(YOUR TASK):
Can you restate the records below word for word?

==== EXTRACTED ENTRIES ====

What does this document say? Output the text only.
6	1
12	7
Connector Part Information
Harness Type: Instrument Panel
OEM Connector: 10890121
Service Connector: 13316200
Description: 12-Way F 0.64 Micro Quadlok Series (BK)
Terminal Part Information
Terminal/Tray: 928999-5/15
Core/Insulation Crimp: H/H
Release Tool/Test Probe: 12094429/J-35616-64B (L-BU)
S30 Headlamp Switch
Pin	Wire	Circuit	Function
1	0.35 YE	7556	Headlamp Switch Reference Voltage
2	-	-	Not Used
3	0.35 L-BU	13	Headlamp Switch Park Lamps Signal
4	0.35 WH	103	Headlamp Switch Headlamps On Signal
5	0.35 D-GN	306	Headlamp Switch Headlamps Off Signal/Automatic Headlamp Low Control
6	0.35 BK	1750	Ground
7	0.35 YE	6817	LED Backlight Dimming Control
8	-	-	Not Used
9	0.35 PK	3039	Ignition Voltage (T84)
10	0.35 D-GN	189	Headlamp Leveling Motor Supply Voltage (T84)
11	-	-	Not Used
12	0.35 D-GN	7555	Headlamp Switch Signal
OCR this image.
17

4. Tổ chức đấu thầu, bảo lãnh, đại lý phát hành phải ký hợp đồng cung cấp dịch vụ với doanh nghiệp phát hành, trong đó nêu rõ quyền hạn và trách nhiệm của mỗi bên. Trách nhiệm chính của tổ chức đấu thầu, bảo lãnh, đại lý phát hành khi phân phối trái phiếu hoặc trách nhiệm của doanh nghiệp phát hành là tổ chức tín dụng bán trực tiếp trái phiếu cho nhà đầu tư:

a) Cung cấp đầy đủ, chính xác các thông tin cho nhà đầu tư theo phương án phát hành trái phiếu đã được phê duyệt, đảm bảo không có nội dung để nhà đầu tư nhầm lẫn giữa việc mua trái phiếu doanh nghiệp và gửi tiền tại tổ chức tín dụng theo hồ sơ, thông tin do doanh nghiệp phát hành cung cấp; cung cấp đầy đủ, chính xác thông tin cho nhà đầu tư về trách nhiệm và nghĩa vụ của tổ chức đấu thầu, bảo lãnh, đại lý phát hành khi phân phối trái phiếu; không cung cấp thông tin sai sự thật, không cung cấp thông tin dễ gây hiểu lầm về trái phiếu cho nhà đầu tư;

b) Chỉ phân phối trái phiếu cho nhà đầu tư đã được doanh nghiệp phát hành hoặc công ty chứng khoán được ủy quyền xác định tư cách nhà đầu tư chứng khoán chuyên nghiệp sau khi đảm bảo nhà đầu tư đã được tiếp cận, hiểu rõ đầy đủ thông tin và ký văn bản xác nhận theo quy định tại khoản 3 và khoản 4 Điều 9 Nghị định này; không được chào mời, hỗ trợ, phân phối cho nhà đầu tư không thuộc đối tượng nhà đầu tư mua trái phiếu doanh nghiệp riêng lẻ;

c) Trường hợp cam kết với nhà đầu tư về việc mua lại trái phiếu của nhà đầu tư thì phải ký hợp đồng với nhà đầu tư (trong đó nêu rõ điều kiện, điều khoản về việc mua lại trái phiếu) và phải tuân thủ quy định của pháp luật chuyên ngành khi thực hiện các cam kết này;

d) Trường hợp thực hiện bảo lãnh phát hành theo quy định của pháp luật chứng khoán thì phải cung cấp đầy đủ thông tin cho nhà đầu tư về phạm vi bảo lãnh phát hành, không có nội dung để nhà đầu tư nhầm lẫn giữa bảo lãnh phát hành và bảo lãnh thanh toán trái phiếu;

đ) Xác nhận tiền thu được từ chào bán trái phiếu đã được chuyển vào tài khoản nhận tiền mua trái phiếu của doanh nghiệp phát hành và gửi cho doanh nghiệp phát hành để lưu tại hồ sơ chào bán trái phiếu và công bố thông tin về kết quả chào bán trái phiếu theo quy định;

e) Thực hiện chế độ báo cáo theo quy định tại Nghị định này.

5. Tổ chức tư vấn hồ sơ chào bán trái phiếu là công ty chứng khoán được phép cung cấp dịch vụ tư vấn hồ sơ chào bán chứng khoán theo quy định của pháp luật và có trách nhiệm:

====

(SOLUTION TO THIS EXERCISE):
What does this document say? Output the text only.
6	1
12	7
Connector Part Information
Harness Type: Instrument Panel
OEM Connector: 10890121
Service Connector: 13316200
Description: 12-Way F 0.64 Micro Quadlok Series (BK)
Terminal Part Information
Terminal/Tray: 928999-5/15
Core/Insulation Crimp: H/H
Release Tool/Test Probe: 12094429/J-35616-64B (L-BU)
S30 Headlamp Switch
Pin	Wire	Circuit	Function
1	0.35 YE	7556	Headlamp Switch Reference Voltage
2	-	-	Not Used
3	0.35 L-BU	13	Headlamp Switch Park Lamps Signal
4	0.35 WH	103	Headlamp Switch Headlamps On Signal
5	0.35 D-GN	306	Headlamp Switch Headlamps Off Signal/Automatic Headlamp Low Control
6	0.35 BK	1750	Ground
7	0.35 YE	6817	LED Backlight Dimming Control
8	-	-	Not Used
9	0.35 PK	3039	Ignition Voltage (T84)
10	0.35 D-GN	189	Headlamp Leveling Motor Supply Voltage (T84)
11	-	-	Not Used
12	0.35 D-GN	7555	Headlamp Switch Signal
OCR this image.
17

4. Tổ chức đấu thầu, bảo lãnh, đại lý phát hành phải ký hợp đồng cung cấp dịch vụ với doanh nghiệp phát hành, trong đó nêu rõ quyền hạn và trách nhiệm của mỗi bên. Trách nhiệm chính của tổ chức đấu thầu, bảo lãnh, đại lý phát hành khi phân phối trái phiếu hoặc trách nhiệm của doanh nghiệp phát hành là tổ chức tín dụng bán trực tiếp trái phiếu cho nhà đầu tư:

a) Cung cấp đầy đủ, chính xác các thông tin cho nhà đầu tư theo phương án phát hành trái phiếu đã được phê duyệt, đảm bảo không có nội dung để nhà đầu tư nhầm lẫn giữa việc mua trái phiếu doanh nghiệp và gửi tiền tại tổ chức tín dụng theo hồ sơ, thông tin do doanh nghiệp phát hành cung cấp; cung cấp đầy đủ, chính xác thông tin cho nhà đầu tư về trách nhiệm và nghĩa vụ của tổ chức đấu thầu, bảo lãnh, đại lý phát hành khi phân phối trái phiếu; không cung cấp thông tin sai sự thật, không cung cấp thông tin dễ gây hiểu lầm về trái phiếu cho nhà đầu tư;

b) Chỉ phân phối trái phiếu cho nhà đầu tư đã được doanh nghiệp phát hành hoặc công ty chứng khoán được ủy quyền xác định tư cách nhà đầu tư chứng khoán chuyên nghiệp sau khi đảm bảo nhà đầu tư đã được tiếp cận, hiểu rõ đầy đủ thông tin và ký văn bản xác nhận theo quy định tại khoản 3 và khoản 4 Điều 9 Nghị định này; không được chào mời, hỗ trợ, phân phối cho nhà đầu tư không thuộc đối tượng nhà đầu tư mua trái phiếu doanh nghiệp riêng lẻ;

c) Trường hợp cam kết với nhà đầu tư về việc mua lại trái phiếu của nhà đầu tư thì phải ký hợp đồng với nhà đầu tư (trong đó nêu rõ điều kiện, điều khoản về việc mua lại trái phiếu) và phải tuân thủ quy định của pháp luật chuyên ngành khi thực hiện các cam kết này;

d) Trường hợp thực hiện bảo lãnh phát hành theo quy định của pháp luật chứng khoán thì phải cung cấp đầy đủ thông tin cho nhà đầu tư về phạm vi bảo lãnh phát hành, không có nội dung để nhà đầu tư nhầm lẫn giữa bảo lãnh phát hành và bảo lãnh thanh toán trái phiếu;

đ) Xác nhận tiền thu được từ chào bán trái phiếu đã được chuyển vào tài khoản nhận tiền mua trái phiếu của doanh nghiệp phát hành và gửi cho doanh nghiệp phát hành để lưu tại hồ sơ chào bán trái phiếu và công bố thông tin về kết quả chào bán trái phiếu theo quy định;

e) Thực hiện chế độ báo cáo theo quy định tại Nghị định này.

5. Tổ chức tư vấn hồ sơ chào bán trái phiếu là công ty chứng khoán được phép cung cấp dịch vụ tư vấn hồ sơ chào bán chứng khoán theo quy định của pháp luật và có trách nhiệm:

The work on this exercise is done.